Lines of data =>
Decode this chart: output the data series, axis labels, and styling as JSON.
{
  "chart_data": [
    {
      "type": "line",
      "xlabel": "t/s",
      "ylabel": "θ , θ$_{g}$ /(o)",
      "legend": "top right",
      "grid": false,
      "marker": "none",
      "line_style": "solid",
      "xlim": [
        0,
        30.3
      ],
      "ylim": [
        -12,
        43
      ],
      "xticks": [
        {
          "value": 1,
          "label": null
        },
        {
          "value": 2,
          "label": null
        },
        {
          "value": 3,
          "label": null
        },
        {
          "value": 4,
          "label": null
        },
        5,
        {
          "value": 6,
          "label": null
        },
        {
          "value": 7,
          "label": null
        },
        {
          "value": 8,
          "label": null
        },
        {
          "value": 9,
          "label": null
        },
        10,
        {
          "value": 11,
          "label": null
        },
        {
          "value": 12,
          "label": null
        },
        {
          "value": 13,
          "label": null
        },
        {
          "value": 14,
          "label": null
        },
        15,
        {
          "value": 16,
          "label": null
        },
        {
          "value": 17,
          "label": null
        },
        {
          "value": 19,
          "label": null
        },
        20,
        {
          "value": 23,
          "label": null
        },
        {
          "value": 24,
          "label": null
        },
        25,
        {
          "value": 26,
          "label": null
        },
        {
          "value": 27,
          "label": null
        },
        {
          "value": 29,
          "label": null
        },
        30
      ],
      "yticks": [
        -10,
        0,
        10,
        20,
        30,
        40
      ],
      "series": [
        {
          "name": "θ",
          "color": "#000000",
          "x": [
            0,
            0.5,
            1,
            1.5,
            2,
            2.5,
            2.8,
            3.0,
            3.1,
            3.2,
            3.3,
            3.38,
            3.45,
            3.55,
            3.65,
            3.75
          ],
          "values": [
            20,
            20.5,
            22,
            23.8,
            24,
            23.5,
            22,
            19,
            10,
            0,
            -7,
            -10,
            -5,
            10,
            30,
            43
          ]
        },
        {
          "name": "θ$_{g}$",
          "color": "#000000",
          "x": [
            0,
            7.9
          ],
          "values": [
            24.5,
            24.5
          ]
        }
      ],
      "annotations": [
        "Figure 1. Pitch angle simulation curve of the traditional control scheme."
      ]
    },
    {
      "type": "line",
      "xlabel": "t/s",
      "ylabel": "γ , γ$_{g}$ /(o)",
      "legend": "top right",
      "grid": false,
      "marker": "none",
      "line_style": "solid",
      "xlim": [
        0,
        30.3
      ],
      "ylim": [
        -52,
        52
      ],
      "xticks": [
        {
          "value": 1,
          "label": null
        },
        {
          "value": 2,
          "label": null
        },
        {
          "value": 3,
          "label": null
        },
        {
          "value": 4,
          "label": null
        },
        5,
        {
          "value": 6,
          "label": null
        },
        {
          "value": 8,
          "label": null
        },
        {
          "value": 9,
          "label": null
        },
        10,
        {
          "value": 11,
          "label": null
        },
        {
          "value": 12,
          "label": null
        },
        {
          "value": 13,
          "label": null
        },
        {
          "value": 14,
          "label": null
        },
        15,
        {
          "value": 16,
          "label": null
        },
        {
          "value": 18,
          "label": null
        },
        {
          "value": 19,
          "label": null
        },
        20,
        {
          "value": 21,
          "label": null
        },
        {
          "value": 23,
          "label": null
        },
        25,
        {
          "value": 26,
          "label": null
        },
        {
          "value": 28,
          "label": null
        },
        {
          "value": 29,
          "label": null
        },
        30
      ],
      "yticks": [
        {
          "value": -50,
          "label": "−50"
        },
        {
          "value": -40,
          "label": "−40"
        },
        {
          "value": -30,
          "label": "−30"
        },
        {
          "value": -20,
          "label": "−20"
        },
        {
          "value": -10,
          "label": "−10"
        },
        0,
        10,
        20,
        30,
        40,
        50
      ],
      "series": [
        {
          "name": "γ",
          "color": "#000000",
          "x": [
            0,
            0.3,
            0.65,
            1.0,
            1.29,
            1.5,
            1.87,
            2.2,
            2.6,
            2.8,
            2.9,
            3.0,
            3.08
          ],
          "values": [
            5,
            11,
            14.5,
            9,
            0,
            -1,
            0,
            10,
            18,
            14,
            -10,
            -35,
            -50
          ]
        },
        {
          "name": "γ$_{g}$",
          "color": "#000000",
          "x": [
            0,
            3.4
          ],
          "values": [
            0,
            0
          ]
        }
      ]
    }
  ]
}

What is being asked => Give an exact copy of all the data shown above.

Expected output =>
Decode this chart: output the data series, axis labels, and styling as JSON.
{
  "chart_data": [
    {
      "type": "line",
      "xlabel": "t/s",
      "ylabel": "θ , θ$_{g}$ /(o)",
      "legend": "top right",
      "grid": false,
      "marker": "none",
      "line_style": "solid",
      "xlim": [
        0,
        30.3
      ],
      "ylim": [
        -12,
        43
      ],
      "xticks": [
        {
          "value": 1,
          "label": null
        },
        {
          "value": 2,
          "label": null
        },
        {
          "value": 3,
          "label": null
        },
        {
          "value": 4,
          "label": null
        },
        5,
        {
          "value": 6,
          "label": null
        },
        {
          "value": 7,
          "label": null
        },
        {
          "value": 8,
          "label": null
        },
        {
          "value": 9,
          "label": null
        },
        10,
        {
          "value": 11,
          "label": null
        },
        {
          "value": 12,
          "label": null
        },
        {
          "value": 13,
          "label": null
        },
        {
          "value": 14,
          "label": null
        },
        15,
        {
          "value": 16,
          "label": null
        },
        {
          "value": 17,
          "label": null
        },
        {
          "value": 19,
          "label": null
        },
        20,
        {
          "value": 23,
          "label": null
        },
        {
          "value": 24,
          "label": null
        },
        25,
        {
          "value": 26,
          "label": null
        },
        {
          "value": 27,
          "label": null
        },
        {
          "value": 29,
          "label": null
        },
        30
      ],
      "yticks": [
        -10,
        0,
        10,
        20,
        30,
        40
      ],
      "series": [
        {
          "name": "θ",
          "color": "#000000",
          "x": [
            0,
            0.5,
            1,
            1.5,
            2,
            2.5,
            2.8,
            3.0,
            3.1,
            3.2,
            3.3,
            3.38,
            3.45,
            3.55,
            3.65,
            3.75
          ],
          "values": [
            20,
            20.5,
            22,
            23.8,
            24,
            23.5,
            22,
            19,
            10,
            0,
            -7,
            -10,
            -5,
            10,
            30,
            43
          ]
        },
        {
          "name": "θ$_{g}$",
          "color": "#000000",
          "x": [
            0,
            7.9
          ],
          "values": [
            24.5,
            24.5
          ]
        }
      ],
      "annotations": [
        "Figure 1. Pitch angle simulation curve of the traditional control scheme."
      ]
    },
    {
      "type": "line",
      "xlabel": "t/s",
      "ylabel": "γ , γ$_{g}$ /(o)",
      "legend": "top right",
      "grid": false,
      "marker": "none",
      "line_style": "solid",
      "xlim": [
        0,
        30.3
      ],
      "ylim": [
        -52,
        52
      ],
      "xticks": [
        {
          "value": 1,
          "label": null
        },
        {
          "value": 2,
          "label": null
        },
        {
          "value": 3,
          "label": null
        },
        {
          "value": 4,
          "label": null
        },
        5,
        {
          "value": 6,
          "label": null
        },
        {
          "value": 8,
          "label": null
        },
        {
          "value": 9,
          "label": null
        },
        10,
        {
          "value": 11,
          "label": null
        },
        {
          "value": 12,
          "label": null
        },
        {
          "value": 13,
          "label": null
        },
        {
          "value": 14,
          "label": null
        },
        15,
        {
          "value": 16,
          "label": null
        },
        {
          "value": 18,
          "label": null
        },
        {
          "value": 19,
          "label": null
        },
        20,
        {
          "value": 21,
          "label": null
        },
        {
          "value": 23,
          "label": null
        },
        25,
        {
          "value": 26,
          "label": null
        },
        {
          "value": 28,
          "label": null
        },
        {
          "value": 29,
          "label": null
        },
        30
      ],
      "yticks": [
        {
          "value": -50,
          "label": "−50"
        },
        {
          "value": -40,
          "label": "−40"
        },
        {
          "value": -30,
          "label": "−30"
        },
        {
          "value": -20,
          "label": "−20"
        },
        {
          "value": -10,
          "label": "−10"
        },
        0,
        10,
        20,
        30,
        40,
        50
      ],
      "series": [
        {
          "name": "γ",
          "color": "#000000",
          "x": [
            0,
            0.3,
            0.65,
            1.0,
            1.29,
            1.5,
            1.87,
            2.2,
            2.6,
            2.8,
            2.9,
            3.0,
            3.08
          ],
          "values": [
            5,
            11,
            14.5,
            9,
            0,
            -1,
            0,
            10,
            18,
            14,
            -10,
            -35,
            -50
          ]
        },
        {
          "name": "γ$_{g}$",
          "color": "#000000",
          "x": [
            0,
            3.4
          ],
          "values": [
            0,
            0
          ]
        }
      ]
    }
  ]
}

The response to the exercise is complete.